=== WHAT IS EXPECTED ===
An exact copy of every record is needed.

┄┄┄┄┄┄

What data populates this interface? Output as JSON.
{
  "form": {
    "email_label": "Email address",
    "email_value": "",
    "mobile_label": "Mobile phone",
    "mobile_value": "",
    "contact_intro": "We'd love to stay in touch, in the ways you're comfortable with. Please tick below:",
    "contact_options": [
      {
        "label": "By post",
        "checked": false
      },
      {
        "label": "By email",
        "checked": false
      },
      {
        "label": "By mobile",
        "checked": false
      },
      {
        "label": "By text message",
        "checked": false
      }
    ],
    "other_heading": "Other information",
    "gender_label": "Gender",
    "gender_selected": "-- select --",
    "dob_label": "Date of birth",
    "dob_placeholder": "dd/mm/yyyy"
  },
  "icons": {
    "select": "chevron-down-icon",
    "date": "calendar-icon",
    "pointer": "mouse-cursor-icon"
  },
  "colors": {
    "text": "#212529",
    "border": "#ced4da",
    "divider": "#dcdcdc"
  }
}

┄┄┄┄┄┄

=== WRITTEN ANSWER ===
What data populates this interface? Output as JSON.
{
  "form": {
    "email_label": "Email address",
    "email_value": "",
    "mobile_label": "Mobile phone",
    "mobile_value": "",
    "contact_intro": "We'd love to stay in touch, in the ways you're comfortable with. Please tick below:",
    "contact_options": [
      {
        "label": "By post",
        "checked": false
      },
      {
        "label": "By email",
        "checked": false
      },
      {
        "label": "By mobile",
        "checked": false
      },
      {
        "label": "By text message",
        "checked": false
      }
    ],
    "other_heading": "Other information",
    "gender_label": "Gender",
    "gender_selected": "-- select --",
    "dob_label": "Date of birth",
    "dob_placeholder": "dd/mm/yyyy"
  },
  "icons": {
    "select": "chevron-down-icon",
    "date": "calendar-icon",
    "pointer": "mouse-cursor-icon"
  },
  "colors": {
    "text": "#212529",
    "border": "#ced4da",
    "divider": "#dcdcdc"
  }
}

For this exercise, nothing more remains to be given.